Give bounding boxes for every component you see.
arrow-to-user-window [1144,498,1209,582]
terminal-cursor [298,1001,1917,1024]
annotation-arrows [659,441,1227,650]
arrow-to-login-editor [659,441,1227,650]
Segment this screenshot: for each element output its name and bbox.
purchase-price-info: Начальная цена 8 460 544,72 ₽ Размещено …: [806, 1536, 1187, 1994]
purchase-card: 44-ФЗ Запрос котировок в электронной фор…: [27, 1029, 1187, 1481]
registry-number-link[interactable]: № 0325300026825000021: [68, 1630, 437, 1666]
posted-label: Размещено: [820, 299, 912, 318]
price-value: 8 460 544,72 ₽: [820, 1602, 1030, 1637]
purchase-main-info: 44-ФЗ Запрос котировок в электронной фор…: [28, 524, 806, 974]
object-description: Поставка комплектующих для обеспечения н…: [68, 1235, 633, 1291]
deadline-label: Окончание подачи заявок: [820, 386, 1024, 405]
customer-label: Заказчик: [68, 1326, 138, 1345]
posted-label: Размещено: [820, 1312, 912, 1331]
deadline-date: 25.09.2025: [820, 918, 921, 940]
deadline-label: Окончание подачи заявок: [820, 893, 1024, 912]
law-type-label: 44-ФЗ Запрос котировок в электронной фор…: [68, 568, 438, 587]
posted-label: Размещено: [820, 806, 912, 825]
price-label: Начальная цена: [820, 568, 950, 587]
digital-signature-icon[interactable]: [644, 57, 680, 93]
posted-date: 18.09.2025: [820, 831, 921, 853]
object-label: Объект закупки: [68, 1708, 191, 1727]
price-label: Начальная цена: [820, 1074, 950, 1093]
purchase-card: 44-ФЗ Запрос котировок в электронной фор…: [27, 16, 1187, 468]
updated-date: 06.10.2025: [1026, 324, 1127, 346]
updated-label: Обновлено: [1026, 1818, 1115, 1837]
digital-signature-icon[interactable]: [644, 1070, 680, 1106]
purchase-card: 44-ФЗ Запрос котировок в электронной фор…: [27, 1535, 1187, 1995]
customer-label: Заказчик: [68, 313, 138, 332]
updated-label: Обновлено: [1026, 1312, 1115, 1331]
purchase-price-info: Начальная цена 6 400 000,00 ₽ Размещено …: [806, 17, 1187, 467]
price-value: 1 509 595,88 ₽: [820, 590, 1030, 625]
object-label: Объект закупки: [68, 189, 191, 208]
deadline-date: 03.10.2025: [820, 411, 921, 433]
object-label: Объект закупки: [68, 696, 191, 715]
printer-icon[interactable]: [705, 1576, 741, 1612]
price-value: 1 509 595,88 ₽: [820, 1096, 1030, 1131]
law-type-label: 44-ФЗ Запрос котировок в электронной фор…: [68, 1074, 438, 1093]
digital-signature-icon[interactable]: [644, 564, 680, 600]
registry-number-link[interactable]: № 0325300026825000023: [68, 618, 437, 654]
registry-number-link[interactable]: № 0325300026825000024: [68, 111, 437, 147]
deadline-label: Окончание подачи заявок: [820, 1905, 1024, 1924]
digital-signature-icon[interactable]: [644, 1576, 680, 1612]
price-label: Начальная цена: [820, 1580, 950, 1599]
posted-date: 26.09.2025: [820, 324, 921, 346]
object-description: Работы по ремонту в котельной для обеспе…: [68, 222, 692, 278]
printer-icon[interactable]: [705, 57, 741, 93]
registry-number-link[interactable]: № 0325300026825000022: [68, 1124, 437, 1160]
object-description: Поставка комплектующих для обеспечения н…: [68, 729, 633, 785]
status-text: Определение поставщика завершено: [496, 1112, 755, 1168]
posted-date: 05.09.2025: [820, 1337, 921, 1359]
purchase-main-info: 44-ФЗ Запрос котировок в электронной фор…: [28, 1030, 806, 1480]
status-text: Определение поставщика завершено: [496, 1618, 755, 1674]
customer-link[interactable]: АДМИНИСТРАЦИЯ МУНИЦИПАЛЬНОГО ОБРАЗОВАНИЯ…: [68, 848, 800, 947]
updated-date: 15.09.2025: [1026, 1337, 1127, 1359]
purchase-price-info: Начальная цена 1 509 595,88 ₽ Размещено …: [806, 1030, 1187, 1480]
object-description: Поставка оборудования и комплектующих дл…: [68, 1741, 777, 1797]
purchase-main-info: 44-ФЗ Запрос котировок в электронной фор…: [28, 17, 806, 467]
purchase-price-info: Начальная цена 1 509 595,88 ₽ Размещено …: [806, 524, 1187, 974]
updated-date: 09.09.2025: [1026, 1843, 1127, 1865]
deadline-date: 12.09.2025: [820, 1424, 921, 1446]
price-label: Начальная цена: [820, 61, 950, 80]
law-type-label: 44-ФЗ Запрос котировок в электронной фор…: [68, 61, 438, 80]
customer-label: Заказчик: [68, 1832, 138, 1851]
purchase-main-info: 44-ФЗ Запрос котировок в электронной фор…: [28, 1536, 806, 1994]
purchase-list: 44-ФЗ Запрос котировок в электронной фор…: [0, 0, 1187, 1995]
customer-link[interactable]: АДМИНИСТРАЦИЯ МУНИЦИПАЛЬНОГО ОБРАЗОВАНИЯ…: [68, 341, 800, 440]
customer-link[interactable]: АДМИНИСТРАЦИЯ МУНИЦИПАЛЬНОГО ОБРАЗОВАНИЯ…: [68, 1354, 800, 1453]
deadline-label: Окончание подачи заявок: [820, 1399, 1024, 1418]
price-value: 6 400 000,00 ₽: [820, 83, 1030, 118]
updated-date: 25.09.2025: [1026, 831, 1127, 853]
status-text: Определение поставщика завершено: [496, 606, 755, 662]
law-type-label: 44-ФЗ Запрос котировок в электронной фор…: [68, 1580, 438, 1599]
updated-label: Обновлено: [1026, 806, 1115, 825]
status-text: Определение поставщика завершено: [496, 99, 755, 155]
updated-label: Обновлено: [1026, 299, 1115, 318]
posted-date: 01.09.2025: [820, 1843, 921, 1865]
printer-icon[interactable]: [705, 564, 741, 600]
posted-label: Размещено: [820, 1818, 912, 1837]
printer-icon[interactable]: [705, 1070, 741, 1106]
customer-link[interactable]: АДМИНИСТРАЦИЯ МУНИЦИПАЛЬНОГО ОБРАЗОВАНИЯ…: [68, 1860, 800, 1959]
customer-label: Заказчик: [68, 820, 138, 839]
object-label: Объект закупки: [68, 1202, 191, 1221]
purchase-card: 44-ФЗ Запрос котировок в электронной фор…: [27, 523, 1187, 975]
**********
> **Goal**:
Copy the data exactly, from its first line down to and including the line that contains "price-value: 8 460".

> **Response to the task**:
Give bounding boxes for every component you see.
arrow-to-user-window [1144,498,1209,582]
terminal-cursor [298,1001,1917,1024]
annotation-arrows [659,441,1227,650]
arrow-to-login-editor [659,441,1227,650]
Segment this screenshot: for each element output its name and bbox.
purchase-price-info: Начальная цена 8 460 544,72 ₽ Размещено …: [806, 1536, 1187, 1994]
purchase-card: 44-ФЗ Запрос котировок в электронной фор…: [27, 1029, 1187, 1481]
registry-number-link[interactable]: № 0325300026825000021: [68, 1630, 437, 1666]
posted-label: Размещено: [820, 299, 912, 318]
price-value: 8 460 544,72 ₽: [820, 1602, 1030, 1637]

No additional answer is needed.